--- Begin Excerpted data ---

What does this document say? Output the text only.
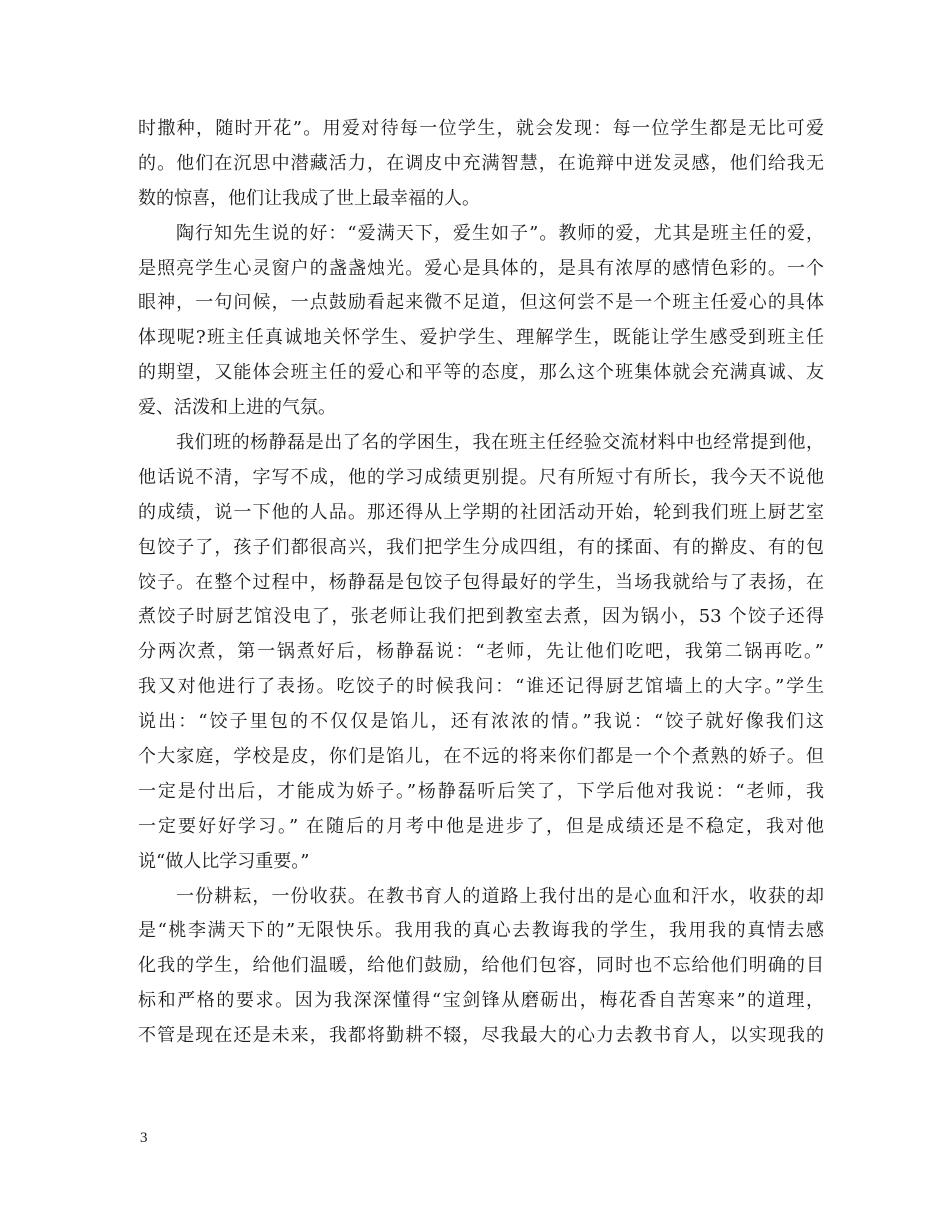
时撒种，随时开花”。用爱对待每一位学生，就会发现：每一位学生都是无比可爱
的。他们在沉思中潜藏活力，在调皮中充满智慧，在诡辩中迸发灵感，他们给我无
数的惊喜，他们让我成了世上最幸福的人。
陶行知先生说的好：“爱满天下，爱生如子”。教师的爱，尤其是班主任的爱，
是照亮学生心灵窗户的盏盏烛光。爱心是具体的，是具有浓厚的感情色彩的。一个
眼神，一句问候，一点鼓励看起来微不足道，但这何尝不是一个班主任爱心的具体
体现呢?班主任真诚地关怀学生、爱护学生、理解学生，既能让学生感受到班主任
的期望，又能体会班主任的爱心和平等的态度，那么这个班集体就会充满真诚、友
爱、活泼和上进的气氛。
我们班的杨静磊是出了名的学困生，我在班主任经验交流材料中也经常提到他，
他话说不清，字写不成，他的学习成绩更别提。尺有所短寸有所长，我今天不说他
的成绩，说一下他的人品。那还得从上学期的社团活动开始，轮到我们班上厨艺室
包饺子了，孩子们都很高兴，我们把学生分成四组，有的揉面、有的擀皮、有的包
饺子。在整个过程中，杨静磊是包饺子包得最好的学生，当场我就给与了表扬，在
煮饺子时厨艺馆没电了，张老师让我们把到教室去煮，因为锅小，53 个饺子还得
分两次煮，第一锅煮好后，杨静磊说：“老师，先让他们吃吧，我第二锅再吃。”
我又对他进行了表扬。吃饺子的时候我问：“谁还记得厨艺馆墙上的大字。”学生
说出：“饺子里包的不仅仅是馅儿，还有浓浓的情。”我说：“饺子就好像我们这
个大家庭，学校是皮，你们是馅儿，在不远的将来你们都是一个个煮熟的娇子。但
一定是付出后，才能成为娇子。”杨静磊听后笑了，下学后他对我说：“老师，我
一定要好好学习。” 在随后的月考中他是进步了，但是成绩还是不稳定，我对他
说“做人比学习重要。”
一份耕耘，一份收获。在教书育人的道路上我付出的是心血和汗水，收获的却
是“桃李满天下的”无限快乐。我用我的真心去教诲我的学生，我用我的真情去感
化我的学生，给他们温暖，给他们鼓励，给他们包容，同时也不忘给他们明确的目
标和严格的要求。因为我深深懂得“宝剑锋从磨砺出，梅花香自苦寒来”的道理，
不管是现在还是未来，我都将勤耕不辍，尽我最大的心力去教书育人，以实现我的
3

--- End Excerpted data ---

> _Written exercise_
Leave out the pictures and output every record above precisely as given.

> _Correct response_
What does this document say? Output the text only.
时撒种，随时开花”。用爱对待每一位学生，就会发现：每一位学生都是无比可爱
的。他们在沉思中潜藏活力，在调皮中充满智慧，在诡辩中迸发灵感，他们给我无
数的惊喜，他们让我成了世上最幸福的人。
陶行知先生说的好：“爱满天下，爱生如子”。教师的爱，尤其是班主任的爱，
是照亮学生心灵窗户的盏盏烛光。爱心是具体的，是具有浓厚的感情色彩的。一个
眼神，一句问候，一点鼓励看起来微不足道，但这何尝不是一个班主任爱心的具体
体现呢?班主任真诚地关怀学生、爱护学生、理解学生，既能让学生感受到班主任
的期望，又能体会班主任的爱心和平等的态度，那么这个班集体就会充满真诚、友
爱、活泼和上进的气氛。
我们班的杨静磊是出了名的学困生，我在班主任经验交流材料中也经常提到他，
他话说不清，字写不成，他的学习成绩更别提。尺有所短寸有所长，我今天不说他
的成绩，说一下他的人品。那还得从上学期的社团活动开始，轮到我们班上厨艺室
包饺子了，孩子们都很高兴，我们把学生分成四组，有的揉面、有的擀皮、有的包
饺子。在整个过程中，杨静磊是包饺子包得最好的学生，当场我就给与了表扬，在
煮饺子时厨艺馆没电了，张老师让我们把到教室去煮，因为锅小，53 个饺子还得
分两次煮，第一锅煮好后，杨静磊说：“老师，先让他们吃吧，我第二锅再吃。”
我又对他进行了表扬。吃饺子的时候我问：“谁还记得厨艺馆墙上的大字。”学生
说出：“饺子里包的不仅仅是馅儿，还有浓浓的情。”我说：“饺子就好像我们这
个大家庭，学校是皮，你们是馅儿，在不远的将来你们都是一个个煮熟的娇子。但
一定是付出后，才能成为娇子。”杨静磊听后笑了，下学后他对我说：“老师，我
一定要好好学习。” 在随后的月考中他是进步了，但是成绩还是不稳定，我对他
说“做人比学习重要。”
一份耕耘，一份收获。在教书育人的道路上我付出的是心血和汗水，收获的却
是“桃李满天下的”无限快乐。我用我的真心去教诲我的学生，我用我的真情去感
化我的学生，给他们温暖，给他们鼓励，给他们包容，同时也不忘给他们明确的目
标和严格的要求。因为我深深懂得“宝剑锋从磨砺出，梅花香自苦寒来”的道理，
不管是现在还是未来，我都将勤耕不辍，尽我最大的心力去教书育人，以实现我的
3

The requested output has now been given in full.